| Action item A |
Reproduce the passage on Hazel Dolling between "Hazel Marion Radclyffe" and "Royal Naval Service.", inclusive.
| Action item B |
For each statement, say yes or no depending on whether the passage on Hazel Dolling below supports it, and quote the words that decide it: (i) Lissan House is a stately home near Cookstown, Northern Ireland; (ii) Hazel Dolling's father was a well-known painter; (iii) during World War II she worked as an air radio mechanic.

| Passage provided |

■ ■ ■ ■

- Born: 13 June 1923
- Died: 24 April 2006 (aged 82)
- Education: School of St Mary and St Anne, Abbots Bromley, Staffordshire
- Spouse: Harry Dolling (1970-1986; his death)

= Hazel Dolling =

British châtelaine

Hazel Marion Radclyffe Dolling (née Staples; 13 June 1923-24 April 2006) was the châtelaine of Lissan House, a stately home near Cookstown, Northern Ireland. Lissan is set at the foot of the Sperrin Mountains. Dolling was the last surviving member of the Staples family.

==Life==
Her father was Sir Robert Staples, 13th Baronet of Lissan and Faughanvale. Her grandfather was Sir Robert Staples, 12th Baronet, who was a well-known painter.

She was educated at the School of St Mary and St Anne, Staffordshire, England. She then worked as an air radio mechanic during World War II and was a third officer in the Women's Royal Naval Service.

■ ■ ■ ■

| Extracted entries |
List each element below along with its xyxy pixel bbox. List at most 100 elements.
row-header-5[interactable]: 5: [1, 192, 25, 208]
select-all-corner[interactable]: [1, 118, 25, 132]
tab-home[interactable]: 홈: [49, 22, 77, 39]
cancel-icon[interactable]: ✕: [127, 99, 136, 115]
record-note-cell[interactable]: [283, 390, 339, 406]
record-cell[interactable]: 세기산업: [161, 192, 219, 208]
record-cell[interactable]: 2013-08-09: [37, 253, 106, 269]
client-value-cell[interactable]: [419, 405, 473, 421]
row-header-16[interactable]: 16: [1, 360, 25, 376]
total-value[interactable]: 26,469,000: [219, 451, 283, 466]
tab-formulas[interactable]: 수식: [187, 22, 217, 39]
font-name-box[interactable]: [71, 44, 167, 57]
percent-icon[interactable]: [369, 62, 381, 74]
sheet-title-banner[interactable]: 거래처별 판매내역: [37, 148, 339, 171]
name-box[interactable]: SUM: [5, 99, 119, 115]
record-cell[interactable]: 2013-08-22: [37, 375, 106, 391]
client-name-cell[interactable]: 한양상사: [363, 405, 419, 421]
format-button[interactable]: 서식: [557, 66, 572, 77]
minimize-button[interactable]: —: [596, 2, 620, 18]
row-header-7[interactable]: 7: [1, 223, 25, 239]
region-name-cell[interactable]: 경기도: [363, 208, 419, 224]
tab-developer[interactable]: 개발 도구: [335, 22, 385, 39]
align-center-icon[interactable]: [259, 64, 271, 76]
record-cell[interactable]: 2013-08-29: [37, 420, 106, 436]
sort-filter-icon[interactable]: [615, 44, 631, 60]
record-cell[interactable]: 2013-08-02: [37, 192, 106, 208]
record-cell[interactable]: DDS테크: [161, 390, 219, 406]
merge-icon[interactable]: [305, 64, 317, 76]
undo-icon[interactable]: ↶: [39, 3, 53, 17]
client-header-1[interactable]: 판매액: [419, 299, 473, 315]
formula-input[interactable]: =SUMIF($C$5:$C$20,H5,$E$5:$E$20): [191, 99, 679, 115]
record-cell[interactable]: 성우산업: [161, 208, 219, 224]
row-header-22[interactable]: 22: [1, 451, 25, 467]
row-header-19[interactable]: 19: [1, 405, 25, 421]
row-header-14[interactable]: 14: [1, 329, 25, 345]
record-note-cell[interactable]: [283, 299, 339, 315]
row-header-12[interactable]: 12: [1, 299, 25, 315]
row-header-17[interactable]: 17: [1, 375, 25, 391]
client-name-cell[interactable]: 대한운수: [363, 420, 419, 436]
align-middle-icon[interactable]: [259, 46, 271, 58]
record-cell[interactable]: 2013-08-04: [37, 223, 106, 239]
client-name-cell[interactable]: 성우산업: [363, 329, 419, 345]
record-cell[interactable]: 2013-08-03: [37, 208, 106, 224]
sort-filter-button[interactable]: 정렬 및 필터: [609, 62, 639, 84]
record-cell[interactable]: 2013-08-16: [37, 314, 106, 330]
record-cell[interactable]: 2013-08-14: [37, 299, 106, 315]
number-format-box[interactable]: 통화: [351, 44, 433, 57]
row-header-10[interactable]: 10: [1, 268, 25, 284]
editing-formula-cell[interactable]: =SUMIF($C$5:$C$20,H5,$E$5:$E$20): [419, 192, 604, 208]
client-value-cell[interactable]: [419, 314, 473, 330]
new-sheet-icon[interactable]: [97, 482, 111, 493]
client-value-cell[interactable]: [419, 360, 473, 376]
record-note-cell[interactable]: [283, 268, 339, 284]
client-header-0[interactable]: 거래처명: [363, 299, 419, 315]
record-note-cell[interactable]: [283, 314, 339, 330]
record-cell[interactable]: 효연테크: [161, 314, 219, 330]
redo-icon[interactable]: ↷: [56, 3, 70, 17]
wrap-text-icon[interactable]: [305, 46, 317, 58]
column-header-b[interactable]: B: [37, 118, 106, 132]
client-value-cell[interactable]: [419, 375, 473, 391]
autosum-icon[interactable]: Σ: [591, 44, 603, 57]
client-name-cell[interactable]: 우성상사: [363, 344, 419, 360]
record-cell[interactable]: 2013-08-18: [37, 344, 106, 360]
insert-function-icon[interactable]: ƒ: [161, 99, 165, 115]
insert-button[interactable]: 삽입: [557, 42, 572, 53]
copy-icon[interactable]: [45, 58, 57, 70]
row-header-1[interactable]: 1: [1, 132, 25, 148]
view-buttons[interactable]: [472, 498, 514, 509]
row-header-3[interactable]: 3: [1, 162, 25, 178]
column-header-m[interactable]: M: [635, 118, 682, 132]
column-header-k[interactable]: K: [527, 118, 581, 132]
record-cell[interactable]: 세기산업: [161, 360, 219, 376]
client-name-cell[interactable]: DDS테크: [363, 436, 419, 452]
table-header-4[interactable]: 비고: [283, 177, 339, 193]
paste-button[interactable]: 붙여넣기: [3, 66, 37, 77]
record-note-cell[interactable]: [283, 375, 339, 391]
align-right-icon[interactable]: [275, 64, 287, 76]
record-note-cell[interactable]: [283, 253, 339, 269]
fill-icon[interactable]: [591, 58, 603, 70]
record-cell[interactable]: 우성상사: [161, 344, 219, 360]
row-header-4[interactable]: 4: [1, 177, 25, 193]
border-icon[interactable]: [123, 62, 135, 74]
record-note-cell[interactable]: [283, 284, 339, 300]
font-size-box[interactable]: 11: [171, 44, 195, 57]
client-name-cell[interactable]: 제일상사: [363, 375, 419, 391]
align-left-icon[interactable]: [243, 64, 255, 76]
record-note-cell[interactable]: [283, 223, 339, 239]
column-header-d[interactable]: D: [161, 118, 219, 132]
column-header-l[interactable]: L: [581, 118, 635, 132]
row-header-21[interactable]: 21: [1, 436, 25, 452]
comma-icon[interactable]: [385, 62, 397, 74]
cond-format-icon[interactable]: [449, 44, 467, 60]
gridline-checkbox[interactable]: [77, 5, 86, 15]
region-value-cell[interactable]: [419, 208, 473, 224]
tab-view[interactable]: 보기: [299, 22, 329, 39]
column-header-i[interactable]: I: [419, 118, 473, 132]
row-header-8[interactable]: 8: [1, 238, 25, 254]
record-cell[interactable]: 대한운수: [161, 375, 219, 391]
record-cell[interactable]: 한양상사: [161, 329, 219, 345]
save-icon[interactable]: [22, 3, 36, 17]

■ ■ ■ ■

| Exercise solution A |
Hazel Marion Radclyffe Dolling (née Staples; 13 June 1923-24 April 2006) was the châtelaine of Lissan House, a stately home near Cookstown, Northern Ireland. Lissan is set at the foot of the Sperrin Mountains. Dolling was the last surviving member of the Staples family.

==Life==
Her father was Sir Robert Staples, 13th Baronet of Lissan and Faughanvale. Her grandfather was Sir Robert Staples, 12th Baronet, who was a well-known painter.

She was educated at the School of St Mary and St Anne, Staffordshire, England. She then worked as an air radio mechanic during World War II and was a third officer in the Women's Royal Naval Service.

| Exercise solution B |
(i) Yes: "a stately home near Cookstown, Northern Ireland"
(ii) No: "Her grandfather was Sir Robert Staples, 12th Baronet, who was a well-known painter."
(iii) Yes: "She then worked as an air radio mechanic during World War II"